Exercise prompt – Copy the records that follow exactly as written, but not their pictures.
-- begin --
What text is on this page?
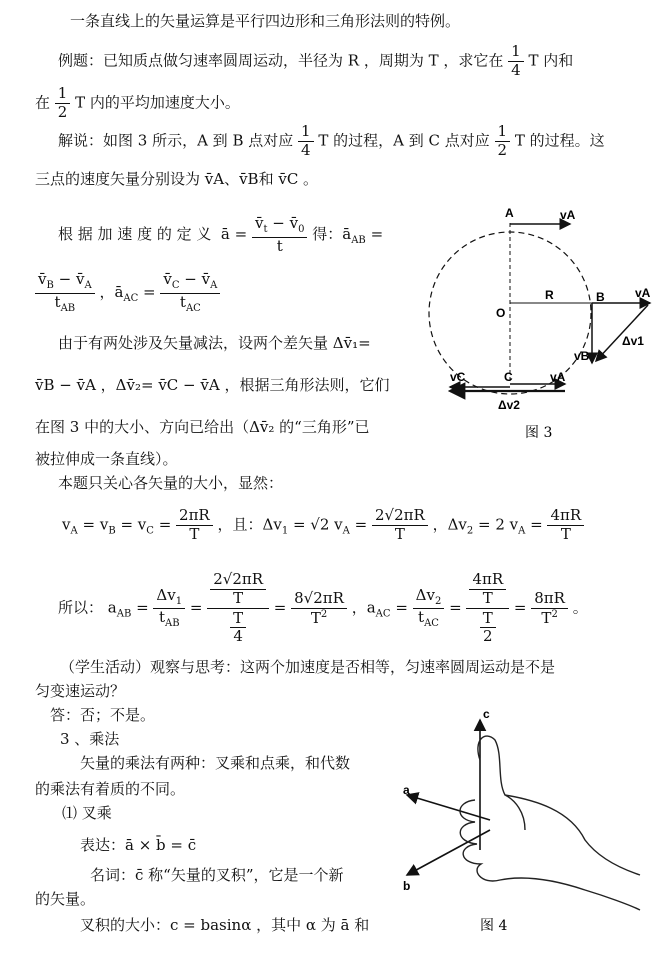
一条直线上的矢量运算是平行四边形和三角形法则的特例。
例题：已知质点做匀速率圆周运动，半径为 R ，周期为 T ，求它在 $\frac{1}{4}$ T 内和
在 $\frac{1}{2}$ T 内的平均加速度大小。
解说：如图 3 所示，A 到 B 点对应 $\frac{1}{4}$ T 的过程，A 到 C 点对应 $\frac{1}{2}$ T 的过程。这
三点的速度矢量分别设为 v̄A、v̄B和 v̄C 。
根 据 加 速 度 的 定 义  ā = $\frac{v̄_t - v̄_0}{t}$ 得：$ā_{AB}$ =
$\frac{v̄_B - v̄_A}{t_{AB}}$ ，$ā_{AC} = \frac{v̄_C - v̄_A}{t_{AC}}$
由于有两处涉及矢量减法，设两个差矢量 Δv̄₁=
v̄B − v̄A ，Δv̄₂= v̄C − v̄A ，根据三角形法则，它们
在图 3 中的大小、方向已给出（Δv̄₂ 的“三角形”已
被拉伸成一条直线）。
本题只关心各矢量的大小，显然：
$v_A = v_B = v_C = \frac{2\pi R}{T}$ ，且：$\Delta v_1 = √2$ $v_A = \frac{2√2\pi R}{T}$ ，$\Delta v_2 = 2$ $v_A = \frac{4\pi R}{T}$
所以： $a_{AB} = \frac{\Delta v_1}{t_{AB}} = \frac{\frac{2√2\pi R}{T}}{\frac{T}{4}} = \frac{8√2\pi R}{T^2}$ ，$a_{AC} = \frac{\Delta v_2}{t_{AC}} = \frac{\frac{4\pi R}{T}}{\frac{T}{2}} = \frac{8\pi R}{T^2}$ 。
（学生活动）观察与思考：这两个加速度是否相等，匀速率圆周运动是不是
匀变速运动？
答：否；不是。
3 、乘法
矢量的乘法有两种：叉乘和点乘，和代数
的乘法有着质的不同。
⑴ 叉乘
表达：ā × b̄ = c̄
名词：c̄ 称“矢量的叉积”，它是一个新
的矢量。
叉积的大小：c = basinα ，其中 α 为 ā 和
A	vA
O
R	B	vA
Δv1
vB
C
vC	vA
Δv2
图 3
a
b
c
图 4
-- end --
Result of the exercise –
What text is on this page?
一条直线上的矢量运算是平行四边形和三角形法则的特例。
例题：已知质点做匀速率圆周运动，半径为 R ，周期为 T ，求它在 $\frac{1}{4}$ T 内和
在 $\frac{1}{2}$ T 内的平均加速度大小。
解说：如图 3 所示，A 到 B 点对应 $\frac{1}{4}$ T 的过程，A 到 C 点对应 $\frac{1}{2}$ T 的过程。这
三点的速度矢量分别设为 v̄A、v̄B和 v̄C 。
根 据 加 速 度 的 定 义  ā = $\frac{v̄_t - v̄_0}{t}$ 得：$ā_{AB}$ =
$\frac{v̄_B - v̄_A}{t_{AB}}$ ，$ā_{AC} = \frac{v̄_C - v̄_A}{t_{AC}}$
由于有两处涉及矢量减法，设两个差矢量 Δv̄₁=
v̄B − v̄A ，Δv̄₂= v̄C − v̄A ，根据三角形法则，它们
在图 3 中的大小、方向已给出（Δv̄₂ 的“三角形”已
被拉伸成一条直线）。
本题只关心各矢量的大小，显然：
$v_A = v_B = v_C = \frac{2\pi R}{T}$ ，且：$\Delta v_1 = √2$ $v_A = \frac{2√2\pi R}{T}$ ，$\Delta v_2 = 2$ $v_A = \frac{4\pi R}{T}$
所以： $a_{AB} = \frac{\Delta v_1}{t_{AB}} = \frac{\frac{2√2\pi R}{T}}{\frac{T}{4}} = \frac{8√2\pi R}{T^2}$ ，$a_{AC} = \frac{\Delta v_2}{t_{AC}} = \frac{\frac{4\pi R}{T}}{\frac{T}{2}} = \frac{8\pi R}{T^2}$ 。
（学生活动）观察与思考：这两个加速度是否相等，匀速率圆周运动是不是
匀变速运动？
答：否；不是。
3 、乘法
矢量的乘法有两种：叉乘和点乘，和代数
的乘法有着质的不同。
⑴ 叉乘
表达：ā × b̄ = c̄
名词：c̄ 称“矢量的叉积”，它是一个新
的矢量。
叉积的大小：c = basinα ，其中 α 为 ā 和
A	vA
O
R	B	vA
Δv1
vB
C
vC	vA
Δv2
图 3
a
b
c
图 4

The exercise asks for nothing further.